### What this task involves:
Write out the listing below exactly, and omit any images you find in it.

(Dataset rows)
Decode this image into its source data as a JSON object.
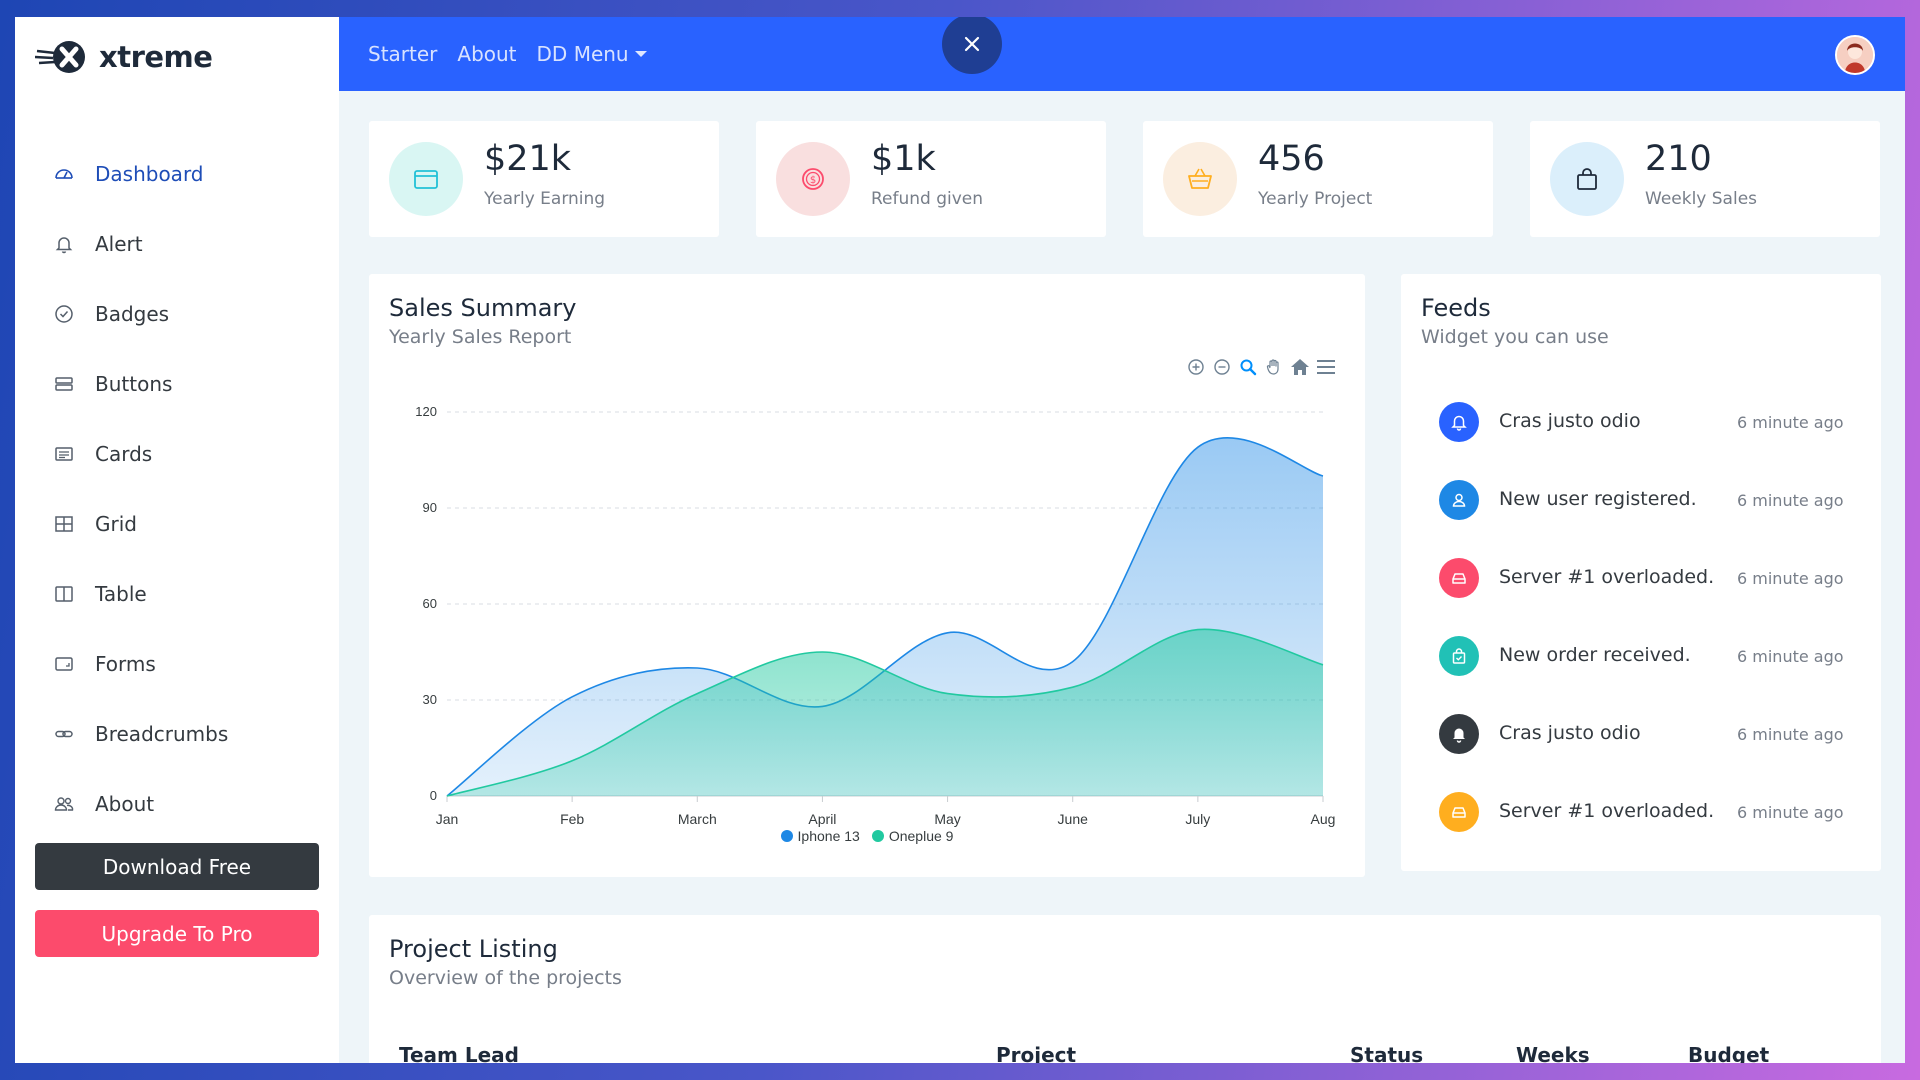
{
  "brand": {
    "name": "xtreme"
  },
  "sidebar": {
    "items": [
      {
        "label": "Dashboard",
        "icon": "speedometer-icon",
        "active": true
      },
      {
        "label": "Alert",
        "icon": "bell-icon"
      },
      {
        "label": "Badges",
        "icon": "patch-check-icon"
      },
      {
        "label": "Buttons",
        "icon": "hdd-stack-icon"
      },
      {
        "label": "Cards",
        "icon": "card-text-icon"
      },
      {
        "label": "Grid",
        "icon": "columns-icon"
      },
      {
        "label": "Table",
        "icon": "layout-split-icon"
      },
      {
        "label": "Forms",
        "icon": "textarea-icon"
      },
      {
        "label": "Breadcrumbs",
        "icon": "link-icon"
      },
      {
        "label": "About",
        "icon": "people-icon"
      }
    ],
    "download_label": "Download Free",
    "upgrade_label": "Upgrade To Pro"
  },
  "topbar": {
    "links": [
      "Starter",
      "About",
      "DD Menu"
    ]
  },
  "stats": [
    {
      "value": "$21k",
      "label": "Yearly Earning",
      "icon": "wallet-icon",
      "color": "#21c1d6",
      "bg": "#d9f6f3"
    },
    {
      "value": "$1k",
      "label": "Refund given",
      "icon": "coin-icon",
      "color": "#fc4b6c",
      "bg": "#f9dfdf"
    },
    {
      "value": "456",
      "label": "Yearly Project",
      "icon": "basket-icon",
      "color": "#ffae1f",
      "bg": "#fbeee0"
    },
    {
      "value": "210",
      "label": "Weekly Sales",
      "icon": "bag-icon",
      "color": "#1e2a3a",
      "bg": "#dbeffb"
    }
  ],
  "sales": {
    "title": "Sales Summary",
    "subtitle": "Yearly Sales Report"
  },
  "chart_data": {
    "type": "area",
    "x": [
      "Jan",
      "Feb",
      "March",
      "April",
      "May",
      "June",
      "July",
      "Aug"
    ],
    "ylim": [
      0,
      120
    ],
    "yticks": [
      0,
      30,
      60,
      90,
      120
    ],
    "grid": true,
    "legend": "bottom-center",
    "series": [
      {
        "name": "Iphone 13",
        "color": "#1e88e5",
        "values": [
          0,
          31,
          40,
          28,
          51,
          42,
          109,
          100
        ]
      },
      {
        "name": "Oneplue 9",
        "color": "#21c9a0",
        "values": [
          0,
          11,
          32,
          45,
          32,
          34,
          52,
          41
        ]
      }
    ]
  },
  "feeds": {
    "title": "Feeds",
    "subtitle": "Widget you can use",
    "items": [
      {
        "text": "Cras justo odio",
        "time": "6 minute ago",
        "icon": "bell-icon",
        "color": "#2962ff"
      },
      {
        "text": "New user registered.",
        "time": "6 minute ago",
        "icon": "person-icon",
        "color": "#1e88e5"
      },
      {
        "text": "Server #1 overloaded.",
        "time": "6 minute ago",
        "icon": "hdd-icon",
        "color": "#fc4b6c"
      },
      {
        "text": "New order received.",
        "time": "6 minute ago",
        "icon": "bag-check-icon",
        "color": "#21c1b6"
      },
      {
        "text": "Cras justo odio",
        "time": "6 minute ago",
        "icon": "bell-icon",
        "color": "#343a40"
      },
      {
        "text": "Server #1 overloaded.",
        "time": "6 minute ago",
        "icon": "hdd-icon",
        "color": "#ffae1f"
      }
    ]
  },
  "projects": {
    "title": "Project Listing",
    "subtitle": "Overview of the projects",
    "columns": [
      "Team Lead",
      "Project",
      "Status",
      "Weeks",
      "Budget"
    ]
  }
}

### Written answer:
Decode this image into its source data as a JSON object.
{
  "brand": {
    "name": "xtreme"
  },
  "sidebar": {
    "items": [
      {
        "label": "Dashboard",
        "icon": "speedometer-icon",
        "active": true
      },
      {
        "label": "Alert",
        "icon": "bell-icon"
      },
      {
        "label": "Badges",
        "icon": "patch-check-icon"
      },
      {
        "label": "Buttons",
        "icon": "hdd-stack-icon"
      },
      {
        "label": "Cards",
        "icon": "card-text-icon"
      },
      {
        "label": "Grid",
        "icon": "columns-icon"
      },
      {
        "label": "Table",
        "icon": "layout-split-icon"
      },
      {
        "label": "Forms",
        "icon": "textarea-icon"
      },
      {
        "label": "Breadcrumbs",
        "icon": "link-icon"
      },
      {
        "label": "About",
        "icon": "people-icon"
      }
    ],
    "download_label": "Download Free",
    "upgrade_label": "Upgrade To Pro"
  },
  "topbar": {
    "links": [
      "Starter",
      "About",
      "DD Menu"
    ]
  },
  "stats": [
    {
      "value": "$21k",
      "label": "Yearly Earning",
      "icon": "wallet-icon",
      "color": "#21c1d6",
      "bg": "#d9f6f3"
    },
    {
      "value": "$1k",
      "label": "Refund given",
      "icon": "coin-icon",
      "color": "#fc4b6c",
      "bg": "#f9dfdf"
    },
    {
      "value": "456",
      "label": "Yearly Project",
      "icon": "basket-icon",
      "color": "#ffae1f",
      "bg": "#fbeee0"
    },
    {
      "value": "210",
      "label": "Weekly Sales",
      "icon": "bag-icon",
      "color": "#1e2a3a",
      "bg": "#dbeffb"
    }
  ],
  "sales": {
    "title": "Sales Summary",
    "subtitle": "Yearly Sales Report"
  },
  "chart_data": {
    "type": "area",
    "x": [
      "Jan",
      "Feb",
      "March",
      "April",
      "May",
      "June",
      "July",
      "Aug"
    ],
    "ylim": [
      0,
      120
    ],
    "yticks": [
      0,
      30,
      60,
      90,
      120
    ],
    "grid": true,
    "legend": "bottom-center",
    "series": [
      {
        "name": "Iphone 13",
        "color": "#1e88e5",
        "values": [
          0,
          31,
          40,
          28,
          51,
          42,
          109,
          100
        ]
      },
      {
        "name": "Oneplue 9",
        "color": "#21c9a0",
        "values": [
          0,
          11,
          32,
          45,
          32,
          34,
          52,
          41
        ]
      }
    ]
  },
  "feeds": {
    "title": "Feeds",
    "subtitle": "Widget you can use",
    "items": [
      {
        "text": "Cras justo odio",
        "time": "6 minute ago",
        "icon": "bell-icon",
        "color": "#2962ff"
      },
      {
        "text": "New user registered.",
        "time": "6 minute ago",
        "icon": "person-icon",
        "color": "#1e88e5"
      },
      {
        "text": "Server #1 overloaded.",
        "time": "6 minute ago",
        "icon": "hdd-icon",
        "color": "#fc4b6c"
      },
      {
        "text": "New order received.",
        "time": "6 minute ago",
        "icon": "bag-check-icon",
        "color": "#21c1b6"
      },
      {
        "text": "Cras justo odio",
        "time": "6 minute ago",
        "icon": "bell-icon",
        "color": "#343a40"
      },
      {
        "text": "Server #1 overloaded.",
        "time": "6 minute ago",
        "icon": "hdd-icon",
        "color": "#ffae1f"
      }
    ]
  },
  "projects": {
    "title": "Project Listing",
    "subtitle": "Overview of the projects",
    "columns": [
      "Team Lead",
      "Project",
      "Status",
      "Weeks",
      "Budget"
    ]
  }
}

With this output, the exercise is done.